Entries from a dataset
....
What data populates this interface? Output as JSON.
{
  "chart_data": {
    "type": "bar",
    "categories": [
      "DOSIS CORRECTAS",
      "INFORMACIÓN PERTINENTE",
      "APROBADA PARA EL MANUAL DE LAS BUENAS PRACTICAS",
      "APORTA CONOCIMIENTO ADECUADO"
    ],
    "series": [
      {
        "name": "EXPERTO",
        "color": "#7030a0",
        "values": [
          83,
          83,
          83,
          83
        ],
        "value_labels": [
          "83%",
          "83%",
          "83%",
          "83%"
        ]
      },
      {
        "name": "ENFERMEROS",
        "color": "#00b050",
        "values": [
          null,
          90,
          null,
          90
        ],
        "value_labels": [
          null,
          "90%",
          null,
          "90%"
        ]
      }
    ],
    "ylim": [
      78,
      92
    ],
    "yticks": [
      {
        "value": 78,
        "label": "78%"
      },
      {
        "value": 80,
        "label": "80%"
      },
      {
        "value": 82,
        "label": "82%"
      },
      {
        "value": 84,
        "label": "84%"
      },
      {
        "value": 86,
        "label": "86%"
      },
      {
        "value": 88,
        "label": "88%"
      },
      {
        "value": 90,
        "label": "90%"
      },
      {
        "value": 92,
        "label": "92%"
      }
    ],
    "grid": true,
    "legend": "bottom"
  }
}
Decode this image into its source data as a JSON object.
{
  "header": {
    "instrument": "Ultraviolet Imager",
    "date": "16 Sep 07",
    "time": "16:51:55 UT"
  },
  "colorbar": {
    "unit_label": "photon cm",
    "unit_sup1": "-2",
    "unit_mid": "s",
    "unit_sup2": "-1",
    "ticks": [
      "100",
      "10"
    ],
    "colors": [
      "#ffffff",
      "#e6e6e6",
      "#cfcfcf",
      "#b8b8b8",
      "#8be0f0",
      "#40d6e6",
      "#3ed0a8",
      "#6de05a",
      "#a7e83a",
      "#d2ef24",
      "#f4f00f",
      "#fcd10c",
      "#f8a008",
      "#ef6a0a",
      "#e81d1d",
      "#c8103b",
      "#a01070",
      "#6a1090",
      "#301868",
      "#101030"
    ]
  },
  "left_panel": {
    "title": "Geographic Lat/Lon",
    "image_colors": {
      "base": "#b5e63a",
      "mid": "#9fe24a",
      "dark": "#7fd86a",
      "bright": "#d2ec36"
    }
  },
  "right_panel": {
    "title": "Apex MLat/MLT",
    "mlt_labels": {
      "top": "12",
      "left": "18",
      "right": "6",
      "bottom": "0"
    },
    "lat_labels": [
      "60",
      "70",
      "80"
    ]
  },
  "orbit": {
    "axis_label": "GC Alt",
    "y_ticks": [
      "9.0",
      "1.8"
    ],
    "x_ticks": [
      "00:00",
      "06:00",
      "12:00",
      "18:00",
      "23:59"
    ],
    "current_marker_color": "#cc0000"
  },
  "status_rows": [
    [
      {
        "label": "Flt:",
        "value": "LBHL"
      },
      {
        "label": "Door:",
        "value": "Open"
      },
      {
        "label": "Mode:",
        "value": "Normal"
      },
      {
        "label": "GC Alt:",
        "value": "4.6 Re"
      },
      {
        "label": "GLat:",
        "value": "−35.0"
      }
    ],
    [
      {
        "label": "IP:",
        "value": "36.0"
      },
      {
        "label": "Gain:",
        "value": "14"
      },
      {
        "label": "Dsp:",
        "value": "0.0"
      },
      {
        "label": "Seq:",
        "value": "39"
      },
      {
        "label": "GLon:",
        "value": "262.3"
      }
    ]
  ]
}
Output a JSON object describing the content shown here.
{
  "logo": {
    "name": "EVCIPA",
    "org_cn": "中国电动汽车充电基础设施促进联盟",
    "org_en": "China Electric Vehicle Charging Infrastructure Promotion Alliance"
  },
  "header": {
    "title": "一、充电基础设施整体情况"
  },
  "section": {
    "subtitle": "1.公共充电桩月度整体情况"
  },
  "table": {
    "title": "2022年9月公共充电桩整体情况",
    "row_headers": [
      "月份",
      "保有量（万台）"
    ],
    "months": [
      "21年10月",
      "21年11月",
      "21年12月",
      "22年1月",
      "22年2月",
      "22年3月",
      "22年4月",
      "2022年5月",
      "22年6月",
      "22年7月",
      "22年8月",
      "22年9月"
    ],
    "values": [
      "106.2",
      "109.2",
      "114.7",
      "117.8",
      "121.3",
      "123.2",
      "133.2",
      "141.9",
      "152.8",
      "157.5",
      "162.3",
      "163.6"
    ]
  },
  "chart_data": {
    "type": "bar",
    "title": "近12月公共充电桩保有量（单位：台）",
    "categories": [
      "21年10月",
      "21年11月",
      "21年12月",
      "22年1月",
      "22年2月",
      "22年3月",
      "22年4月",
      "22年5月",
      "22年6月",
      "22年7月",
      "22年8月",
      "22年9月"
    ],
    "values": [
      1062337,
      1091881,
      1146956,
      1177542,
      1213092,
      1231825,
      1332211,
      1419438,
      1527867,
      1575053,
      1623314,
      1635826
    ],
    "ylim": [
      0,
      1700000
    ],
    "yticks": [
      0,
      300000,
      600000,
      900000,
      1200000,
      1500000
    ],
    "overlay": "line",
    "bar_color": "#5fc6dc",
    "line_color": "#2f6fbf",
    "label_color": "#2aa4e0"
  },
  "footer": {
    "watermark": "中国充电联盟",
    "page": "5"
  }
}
....
● **EXERCISE OBJECTIVE**
Where a line of the entries contains the word "JSON", copy that line.

● **TASK RESPONSE**
What data populates this interface? Output as JSON.
Decode this image into its source data as a JSON object.
Output a JSON object describing the content shown here.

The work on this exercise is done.